START INFORMATION PROVIDED

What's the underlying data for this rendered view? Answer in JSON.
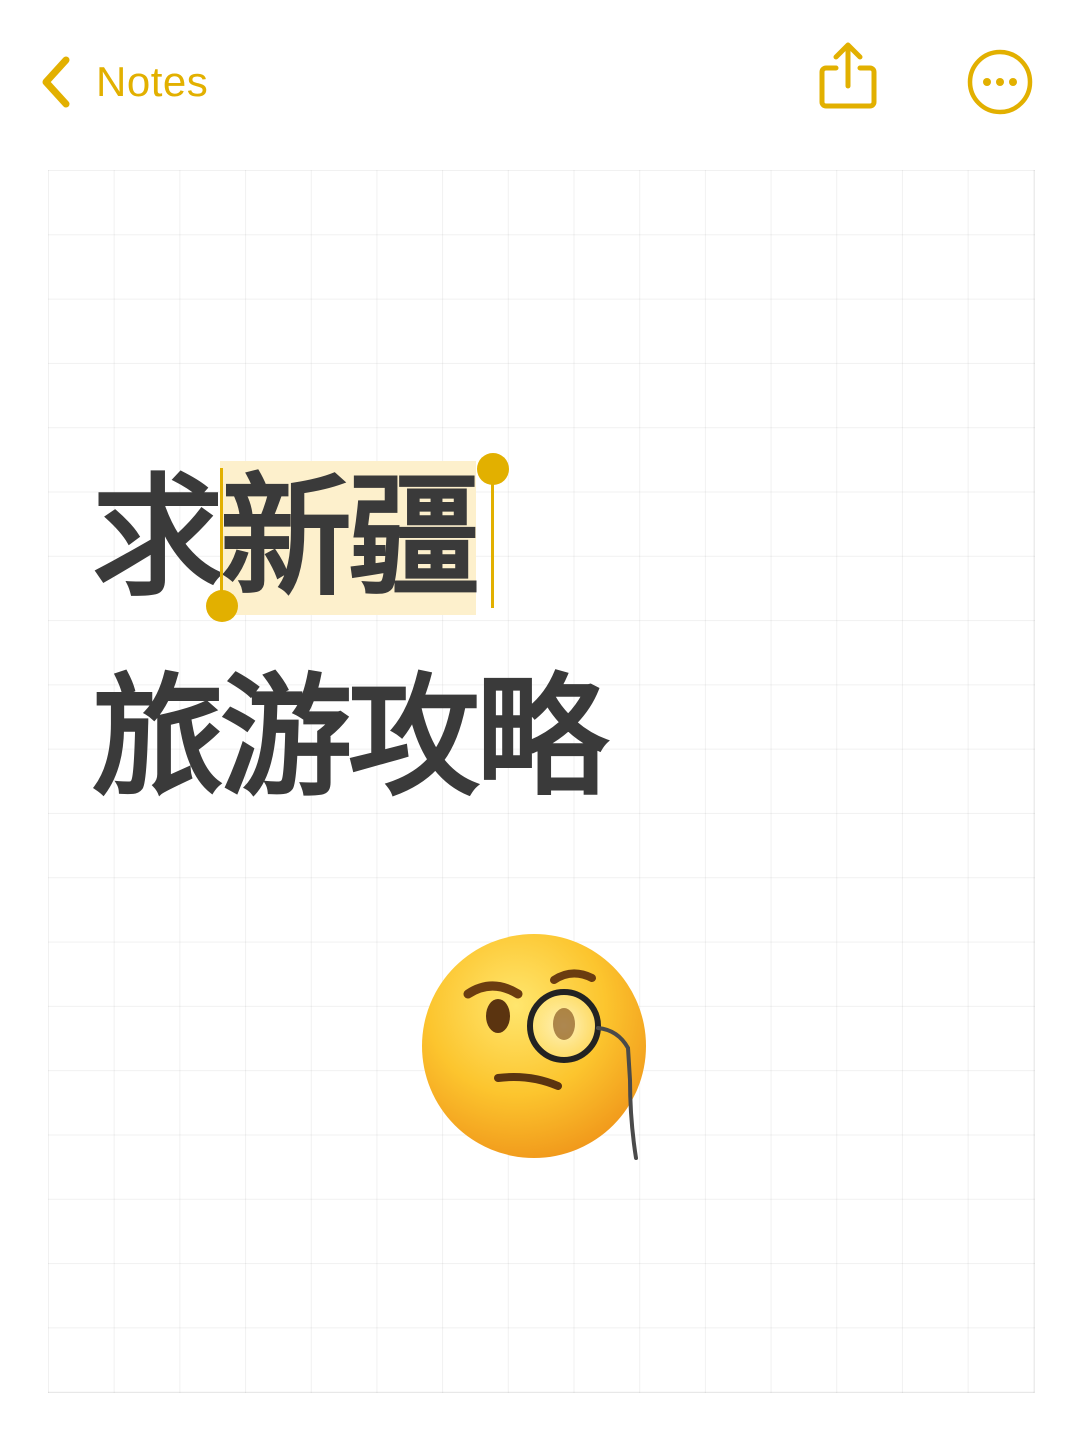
{
  "nav": {
    "back_label": "Notes",
    "back_icon": "chevron-left-icon",
    "share_icon": "share-icon",
    "more_icon": "ellipsis-circle-icon"
  },
  "note": {
    "line1_prefix": "求",
    "line1_selected": "新疆",
    "line2": "旅游攻略",
    "emoji": "face-with-monocle"
  },
  "colors": {
    "accent": "#e2b000",
    "selection_highlight": "#fdf0cc",
    "text": "#3a3a3a",
    "grid": "#efefef",
    "background": "#ffffff"
  }
}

END INFORMATION PROVIDED

**WHAT THE EXERCISE ASKS:** Excluding the pictures, reproduce every entry exactly as given.

**WRITTEN REPLY:**
What's the underlying data for this rendered view? Answer in JSON.
{
  "nav": {
    "back_label": "Notes",
    "back_icon": "chevron-left-icon",
    "share_icon": "share-icon",
    "more_icon": "ellipsis-circle-icon"
  },
  "note": {
    "line1_prefix": "求",
    "line1_selected": "新疆",
    "line2": "旅游攻略",
    "emoji": "face-with-monocle"
  },
  "colors": {
    "accent": "#e2b000",
    "selection_highlight": "#fdf0cc",
    "text": "#3a3a3a",
    "grid": "#efefef",
    "background": "#ffffff"
  }
}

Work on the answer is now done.